» YOUR TASK: Scan the data below for the string "Anhängers". Copy every line where it appears.

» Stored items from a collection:
####
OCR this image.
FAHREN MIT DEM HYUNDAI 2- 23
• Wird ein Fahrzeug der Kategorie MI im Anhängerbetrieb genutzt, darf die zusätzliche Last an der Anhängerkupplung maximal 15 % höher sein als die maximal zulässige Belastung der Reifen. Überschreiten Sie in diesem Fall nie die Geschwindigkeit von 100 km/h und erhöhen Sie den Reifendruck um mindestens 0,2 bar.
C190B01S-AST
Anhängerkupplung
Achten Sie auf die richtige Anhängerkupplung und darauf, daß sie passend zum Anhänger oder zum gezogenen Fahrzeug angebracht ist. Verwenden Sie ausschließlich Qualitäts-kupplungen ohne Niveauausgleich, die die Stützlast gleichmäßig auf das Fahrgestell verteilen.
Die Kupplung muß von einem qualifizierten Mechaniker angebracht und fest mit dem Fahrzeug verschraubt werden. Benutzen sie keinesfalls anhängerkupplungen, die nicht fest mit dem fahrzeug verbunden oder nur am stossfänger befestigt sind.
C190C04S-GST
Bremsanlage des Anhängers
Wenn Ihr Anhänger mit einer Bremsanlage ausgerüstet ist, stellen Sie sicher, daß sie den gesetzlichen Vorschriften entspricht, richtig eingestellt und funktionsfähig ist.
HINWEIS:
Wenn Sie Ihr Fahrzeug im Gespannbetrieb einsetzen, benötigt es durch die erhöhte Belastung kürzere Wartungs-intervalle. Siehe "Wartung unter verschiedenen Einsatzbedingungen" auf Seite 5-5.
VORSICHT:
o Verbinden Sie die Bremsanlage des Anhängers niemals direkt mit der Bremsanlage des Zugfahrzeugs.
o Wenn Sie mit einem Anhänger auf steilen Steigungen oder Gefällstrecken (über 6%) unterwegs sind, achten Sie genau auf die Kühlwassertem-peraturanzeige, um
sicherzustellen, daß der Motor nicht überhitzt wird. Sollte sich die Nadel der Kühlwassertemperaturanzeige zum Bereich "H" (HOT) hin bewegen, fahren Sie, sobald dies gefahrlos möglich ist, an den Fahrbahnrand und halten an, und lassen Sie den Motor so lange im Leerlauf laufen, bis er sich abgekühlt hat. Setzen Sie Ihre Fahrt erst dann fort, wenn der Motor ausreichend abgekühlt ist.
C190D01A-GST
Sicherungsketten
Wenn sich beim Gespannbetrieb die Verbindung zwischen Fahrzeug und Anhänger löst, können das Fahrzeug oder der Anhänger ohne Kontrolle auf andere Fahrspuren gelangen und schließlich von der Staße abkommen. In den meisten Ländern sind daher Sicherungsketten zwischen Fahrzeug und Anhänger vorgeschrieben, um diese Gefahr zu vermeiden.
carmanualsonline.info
####
» FINISHED TASK:
Bremsanlage des Anhängers
o Verbinden Sie die Bremsanlage des Anhängers niemals direkt mit der Bremsanlage des Zugfahrzeugs.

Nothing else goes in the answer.